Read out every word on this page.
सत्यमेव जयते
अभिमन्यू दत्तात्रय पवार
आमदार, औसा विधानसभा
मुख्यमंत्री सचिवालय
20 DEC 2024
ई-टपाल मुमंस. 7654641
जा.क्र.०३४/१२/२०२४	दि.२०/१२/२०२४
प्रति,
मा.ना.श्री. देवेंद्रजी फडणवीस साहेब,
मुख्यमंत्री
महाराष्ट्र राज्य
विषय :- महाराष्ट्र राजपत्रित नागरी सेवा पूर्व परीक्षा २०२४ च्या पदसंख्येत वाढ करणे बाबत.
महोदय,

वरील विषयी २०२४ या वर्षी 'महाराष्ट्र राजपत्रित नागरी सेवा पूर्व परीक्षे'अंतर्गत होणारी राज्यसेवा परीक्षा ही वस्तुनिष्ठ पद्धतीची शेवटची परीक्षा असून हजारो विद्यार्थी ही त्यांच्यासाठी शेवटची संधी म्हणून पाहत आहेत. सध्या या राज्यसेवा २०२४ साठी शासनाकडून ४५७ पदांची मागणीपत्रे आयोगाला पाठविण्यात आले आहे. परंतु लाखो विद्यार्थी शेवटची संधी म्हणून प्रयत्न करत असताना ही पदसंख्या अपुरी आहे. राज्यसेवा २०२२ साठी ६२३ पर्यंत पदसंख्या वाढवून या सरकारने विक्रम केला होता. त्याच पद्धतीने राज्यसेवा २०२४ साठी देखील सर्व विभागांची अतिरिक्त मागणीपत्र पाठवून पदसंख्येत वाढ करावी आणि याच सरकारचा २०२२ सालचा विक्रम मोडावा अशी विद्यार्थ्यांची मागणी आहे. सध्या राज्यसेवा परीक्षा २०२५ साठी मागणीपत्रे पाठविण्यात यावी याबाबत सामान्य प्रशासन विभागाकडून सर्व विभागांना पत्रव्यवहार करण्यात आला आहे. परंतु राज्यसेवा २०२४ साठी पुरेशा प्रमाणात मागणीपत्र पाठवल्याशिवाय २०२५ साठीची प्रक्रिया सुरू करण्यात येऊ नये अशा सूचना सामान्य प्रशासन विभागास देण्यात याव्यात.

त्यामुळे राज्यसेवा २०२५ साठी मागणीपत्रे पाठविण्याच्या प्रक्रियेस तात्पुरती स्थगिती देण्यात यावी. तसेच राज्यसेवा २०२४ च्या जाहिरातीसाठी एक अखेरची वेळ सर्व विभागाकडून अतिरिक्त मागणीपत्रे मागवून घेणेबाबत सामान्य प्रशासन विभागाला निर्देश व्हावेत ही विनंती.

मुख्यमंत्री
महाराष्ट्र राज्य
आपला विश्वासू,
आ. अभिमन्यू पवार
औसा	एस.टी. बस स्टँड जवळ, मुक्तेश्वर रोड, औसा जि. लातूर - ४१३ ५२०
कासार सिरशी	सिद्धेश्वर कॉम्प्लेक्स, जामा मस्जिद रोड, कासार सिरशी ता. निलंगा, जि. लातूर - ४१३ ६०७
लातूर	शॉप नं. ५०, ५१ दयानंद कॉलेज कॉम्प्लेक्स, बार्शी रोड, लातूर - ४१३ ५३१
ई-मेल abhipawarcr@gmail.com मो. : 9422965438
_ _ _ _
● WHAT YOU NEED TO DO
Write out all the entries exactly.

● RESULT OF THIS EXERCISE
Read out every word on this page.
सत्यमेव जयते
अभिमन्यू दत्तात्रय पवार
आमदार, औसा विधानसभा
मुख्यमंत्री सचिवालय
20 DEC 2024
ई-टपाल मुमंस. 7654641
जा.क्र.०३४/१२/२०२४	दि.२०/१२/२०२४
प्रति,
मा.ना.श्री. देवेंद्रजी फडणवीस साहेब,
मुख्यमंत्री
महाराष्ट्र राज्य
विषय :- महाराष्ट्र राजपत्रित नागरी सेवा पूर्व परीक्षा २०२४ च्या पदसंख्येत वाढ करणे बाबत.
महोदय,

वरील विषयी २०२४ या वर्षी 'महाराष्ट्र राजपत्रित नागरी सेवा पूर्व परीक्षे'अंतर्गत होणारी राज्यसेवा परीक्षा ही वस्तुनिष्ठ पद्धतीची शेवटची परीक्षा असून हजारो विद्यार्थी ही त्यांच्यासाठी शेवटची संधी म्हणून पाहत आहेत. सध्या या राज्यसेवा २०२४ साठी शासनाकडून ४५७ पदांची मागणीपत्रे आयोगाला पाठविण्यात आले आहे. परंतु लाखो विद्यार्थी शेवटची संधी म्हणून प्रयत्न करत असताना ही पदसंख्या अपुरी आहे. राज्यसेवा २०२२ साठी ६२३ पर्यंत पदसंख्या वाढवून या सरकारने विक्रम केला होता. त्याच पद्धतीने राज्यसेवा २०२४ साठी देखील सर्व विभागांची अतिरिक्त मागणीपत्र पाठवून पदसंख्येत वाढ करावी आणि याच सरकारचा २०२२ सालचा विक्रम मोडावा अशी विद्यार्थ्यांची मागणी आहे. सध्या राज्यसेवा परीक्षा २०२५ साठी मागणीपत्रे पाठविण्यात यावी याबाबत सामान्य प्रशासन विभागाकडून सर्व विभागांना पत्रव्यवहार करण्यात आला आहे. परंतु राज्यसेवा २०२४ साठी पुरेशा प्रमाणात मागणीपत्र पाठवल्याशिवाय २०२५ साठीची प्रक्रिया सुरू करण्यात येऊ नये अशा सूचना सामान्य प्रशासन विभागास देण्यात याव्यात.

त्यामुळे राज्यसेवा २०२५ साठी मागणीपत्रे पाठविण्याच्या प्रक्रियेस तात्पुरती स्थगिती देण्यात यावी. तसेच राज्यसेवा २०२४ च्या जाहिरातीसाठी एक अखेरची वेळ सर्व विभागाकडून अतिरिक्त मागणीपत्रे मागवून घेणेबाबत सामान्य प्रशासन विभागाला निर्देश व्हावेत ही विनंती.

मुख्यमंत्री
महाराष्ट्र राज्य
आपला विश्वासू,
आ. अभिमन्यू पवार
औसा	एस.टी. बस स्टँड जवळ, मुक्तेश्वर रोड, औसा जि. लातूर - ४१३ ५२०
कासार सिरशी	सिद्धेश्वर कॉम्प्लेक्स, जामा मस्जिद रोड, कासार सिरशी ता. निलंगा, जि. लातूर - ४१३ ६०७
लातूर	शॉप नं. ५०, ५१ दयानंद कॉलेज कॉम्प्लेक्स, बार्शी रोड, लातूर - ४१३ ५३१
ई-मेल abhipawarcr@gmail.com मो. : 9422965438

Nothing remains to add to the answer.